• **任务说明**
逐字引用数据中从开头一直到包含“table-cell: 41.5 xyxy=(242,290,251,296)”的那一行为止的所有行，首尾两行都要包括在内。

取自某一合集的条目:
== == ==

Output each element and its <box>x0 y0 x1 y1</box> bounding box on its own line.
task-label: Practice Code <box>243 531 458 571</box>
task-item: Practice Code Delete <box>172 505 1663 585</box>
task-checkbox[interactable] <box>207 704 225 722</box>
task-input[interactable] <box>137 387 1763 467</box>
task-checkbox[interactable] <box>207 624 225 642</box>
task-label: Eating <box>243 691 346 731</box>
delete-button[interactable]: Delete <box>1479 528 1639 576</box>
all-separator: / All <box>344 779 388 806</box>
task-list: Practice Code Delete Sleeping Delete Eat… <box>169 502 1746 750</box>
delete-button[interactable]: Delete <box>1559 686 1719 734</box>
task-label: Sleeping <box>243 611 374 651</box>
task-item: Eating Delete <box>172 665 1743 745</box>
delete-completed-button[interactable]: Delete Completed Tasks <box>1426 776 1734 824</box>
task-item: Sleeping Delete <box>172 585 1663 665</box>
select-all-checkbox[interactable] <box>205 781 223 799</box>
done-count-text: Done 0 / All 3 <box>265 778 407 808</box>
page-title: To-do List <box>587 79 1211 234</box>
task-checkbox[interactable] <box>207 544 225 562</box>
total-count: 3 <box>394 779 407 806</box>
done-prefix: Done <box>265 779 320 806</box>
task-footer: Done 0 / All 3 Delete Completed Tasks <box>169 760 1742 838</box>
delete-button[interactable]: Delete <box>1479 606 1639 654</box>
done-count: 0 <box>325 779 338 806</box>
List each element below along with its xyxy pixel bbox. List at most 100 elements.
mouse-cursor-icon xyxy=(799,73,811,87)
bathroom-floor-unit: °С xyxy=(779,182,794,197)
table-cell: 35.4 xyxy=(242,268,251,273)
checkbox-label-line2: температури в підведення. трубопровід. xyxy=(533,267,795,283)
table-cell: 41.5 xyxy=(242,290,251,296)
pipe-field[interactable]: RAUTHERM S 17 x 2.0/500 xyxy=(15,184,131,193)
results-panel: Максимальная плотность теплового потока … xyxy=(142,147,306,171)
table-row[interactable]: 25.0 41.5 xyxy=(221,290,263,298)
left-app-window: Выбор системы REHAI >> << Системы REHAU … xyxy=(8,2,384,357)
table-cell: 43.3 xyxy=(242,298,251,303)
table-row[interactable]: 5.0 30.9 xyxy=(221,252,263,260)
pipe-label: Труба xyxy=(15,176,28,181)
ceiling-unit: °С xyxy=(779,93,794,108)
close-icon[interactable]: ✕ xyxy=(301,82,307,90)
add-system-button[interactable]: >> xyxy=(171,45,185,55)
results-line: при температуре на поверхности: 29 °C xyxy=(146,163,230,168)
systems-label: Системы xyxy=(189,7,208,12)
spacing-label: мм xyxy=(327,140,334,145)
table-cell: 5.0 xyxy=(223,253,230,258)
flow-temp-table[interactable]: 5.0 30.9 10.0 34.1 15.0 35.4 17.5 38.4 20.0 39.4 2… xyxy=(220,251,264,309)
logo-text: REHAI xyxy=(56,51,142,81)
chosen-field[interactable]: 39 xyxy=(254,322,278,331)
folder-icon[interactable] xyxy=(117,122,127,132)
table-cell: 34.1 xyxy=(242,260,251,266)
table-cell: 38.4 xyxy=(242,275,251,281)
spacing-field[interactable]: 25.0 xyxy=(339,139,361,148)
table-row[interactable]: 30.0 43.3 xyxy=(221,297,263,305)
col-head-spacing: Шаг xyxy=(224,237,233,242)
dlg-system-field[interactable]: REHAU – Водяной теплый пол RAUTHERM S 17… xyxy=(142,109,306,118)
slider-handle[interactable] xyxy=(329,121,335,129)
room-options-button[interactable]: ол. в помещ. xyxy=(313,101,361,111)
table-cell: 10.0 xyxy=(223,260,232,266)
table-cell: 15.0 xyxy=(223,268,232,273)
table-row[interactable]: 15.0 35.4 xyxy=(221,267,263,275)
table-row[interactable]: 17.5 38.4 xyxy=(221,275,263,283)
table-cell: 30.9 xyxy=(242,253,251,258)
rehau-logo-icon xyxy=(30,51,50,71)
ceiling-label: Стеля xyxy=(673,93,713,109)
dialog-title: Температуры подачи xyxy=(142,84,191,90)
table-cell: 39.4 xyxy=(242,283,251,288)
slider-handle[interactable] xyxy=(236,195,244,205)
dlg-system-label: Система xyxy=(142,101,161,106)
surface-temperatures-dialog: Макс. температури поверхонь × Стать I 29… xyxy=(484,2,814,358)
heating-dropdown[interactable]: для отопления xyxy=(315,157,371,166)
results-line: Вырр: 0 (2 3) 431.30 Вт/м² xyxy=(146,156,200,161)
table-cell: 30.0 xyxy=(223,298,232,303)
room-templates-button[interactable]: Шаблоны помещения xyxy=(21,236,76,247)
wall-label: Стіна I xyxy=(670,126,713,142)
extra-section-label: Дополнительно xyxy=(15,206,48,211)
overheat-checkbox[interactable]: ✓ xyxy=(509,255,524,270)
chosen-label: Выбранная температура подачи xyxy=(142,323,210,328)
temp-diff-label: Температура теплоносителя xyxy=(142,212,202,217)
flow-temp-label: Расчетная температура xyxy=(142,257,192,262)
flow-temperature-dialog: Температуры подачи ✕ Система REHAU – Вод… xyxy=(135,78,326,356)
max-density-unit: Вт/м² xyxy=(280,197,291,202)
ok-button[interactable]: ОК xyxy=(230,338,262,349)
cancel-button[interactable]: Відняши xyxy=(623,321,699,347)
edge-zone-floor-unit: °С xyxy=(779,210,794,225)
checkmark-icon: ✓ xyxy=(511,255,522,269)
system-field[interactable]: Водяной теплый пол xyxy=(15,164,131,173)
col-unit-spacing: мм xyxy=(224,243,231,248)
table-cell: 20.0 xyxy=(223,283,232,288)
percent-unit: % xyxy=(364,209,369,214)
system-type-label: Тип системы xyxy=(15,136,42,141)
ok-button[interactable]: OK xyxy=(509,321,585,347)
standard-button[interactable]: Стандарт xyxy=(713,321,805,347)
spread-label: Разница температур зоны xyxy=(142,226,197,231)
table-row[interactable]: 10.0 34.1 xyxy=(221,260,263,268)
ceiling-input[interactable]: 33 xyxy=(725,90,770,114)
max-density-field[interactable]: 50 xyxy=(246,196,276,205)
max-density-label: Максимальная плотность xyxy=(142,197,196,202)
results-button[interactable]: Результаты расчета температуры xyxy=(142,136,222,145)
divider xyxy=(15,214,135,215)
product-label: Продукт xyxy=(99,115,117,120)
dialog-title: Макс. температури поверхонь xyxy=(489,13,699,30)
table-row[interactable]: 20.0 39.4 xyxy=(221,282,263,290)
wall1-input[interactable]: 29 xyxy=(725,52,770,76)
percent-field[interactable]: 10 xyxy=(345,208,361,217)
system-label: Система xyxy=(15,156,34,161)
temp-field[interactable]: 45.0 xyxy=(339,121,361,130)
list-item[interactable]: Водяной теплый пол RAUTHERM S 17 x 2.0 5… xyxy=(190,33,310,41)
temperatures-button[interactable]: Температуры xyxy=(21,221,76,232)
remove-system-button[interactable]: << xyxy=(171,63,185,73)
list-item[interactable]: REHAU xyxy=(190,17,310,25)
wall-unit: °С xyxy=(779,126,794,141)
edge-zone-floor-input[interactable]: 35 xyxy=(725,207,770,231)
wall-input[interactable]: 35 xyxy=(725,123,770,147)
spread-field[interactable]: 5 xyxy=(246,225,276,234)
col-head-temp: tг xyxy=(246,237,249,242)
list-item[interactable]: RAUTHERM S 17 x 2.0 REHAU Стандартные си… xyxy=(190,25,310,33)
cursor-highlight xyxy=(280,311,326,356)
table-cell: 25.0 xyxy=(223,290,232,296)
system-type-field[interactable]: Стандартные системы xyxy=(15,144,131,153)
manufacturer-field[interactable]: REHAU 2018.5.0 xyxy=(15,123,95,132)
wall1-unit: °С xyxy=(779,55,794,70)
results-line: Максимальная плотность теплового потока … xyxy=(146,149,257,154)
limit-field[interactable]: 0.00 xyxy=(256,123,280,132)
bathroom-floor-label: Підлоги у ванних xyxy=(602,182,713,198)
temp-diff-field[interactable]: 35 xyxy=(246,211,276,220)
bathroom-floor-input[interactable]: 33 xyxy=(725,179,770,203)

== == ==

• **书面回答**
Output each element and its <box>x0 y0 x1 y1</box> bounding box on its own line.
task-label: Practice Code <box>243 531 458 571</box>
task-item: Practice Code Delete <box>172 505 1663 585</box>
task-checkbox[interactable] <box>207 704 225 722</box>
task-input[interactable] <box>137 387 1763 467</box>
task-checkbox[interactable] <box>207 624 225 642</box>
task-label: Eating <box>243 691 346 731</box>
delete-button[interactable]: Delete <box>1479 528 1639 576</box>
all-separator: / All <box>344 779 388 806</box>
task-list: Practice Code Delete Sleeping Delete Eat… <box>169 502 1746 750</box>
delete-button[interactable]: Delete <box>1559 686 1719 734</box>
task-label: Sleeping <box>243 611 374 651</box>
task-item: Eating Delete <box>172 665 1743 745</box>
delete-completed-button[interactable]: Delete Completed Tasks <box>1426 776 1734 824</box>
task-item: Sleeping Delete <box>172 585 1663 665</box>
select-all-checkbox[interactable] <box>205 781 223 799</box>
done-count-text: Done 0 / All 3 <box>265 778 407 808</box>
page-title: To-do List <box>587 79 1211 234</box>
task-checkbox[interactable] <box>207 544 225 562</box>
total-count: 3 <box>394 779 407 806</box>
done-prefix: Done <box>265 779 320 806</box>
task-footer: Done 0 / All 3 Delete Completed Tasks <box>169 760 1742 838</box>
delete-button[interactable]: Delete <box>1479 606 1639 654</box>
done-count: 0 <box>325 779 338 806</box>
List each element below along with its xyxy pixel bbox. List at most 100 elements.
mouse-cursor-icon xyxy=(799,73,811,87)
bathroom-floor-unit: °С xyxy=(779,182,794,197)
table-cell: 35.4 xyxy=(242,268,251,273)
checkbox-label-line2: температури в підведення. трубопровід. xyxy=(533,267,795,283)
table-cell: 41.5 xyxy=(242,290,251,296)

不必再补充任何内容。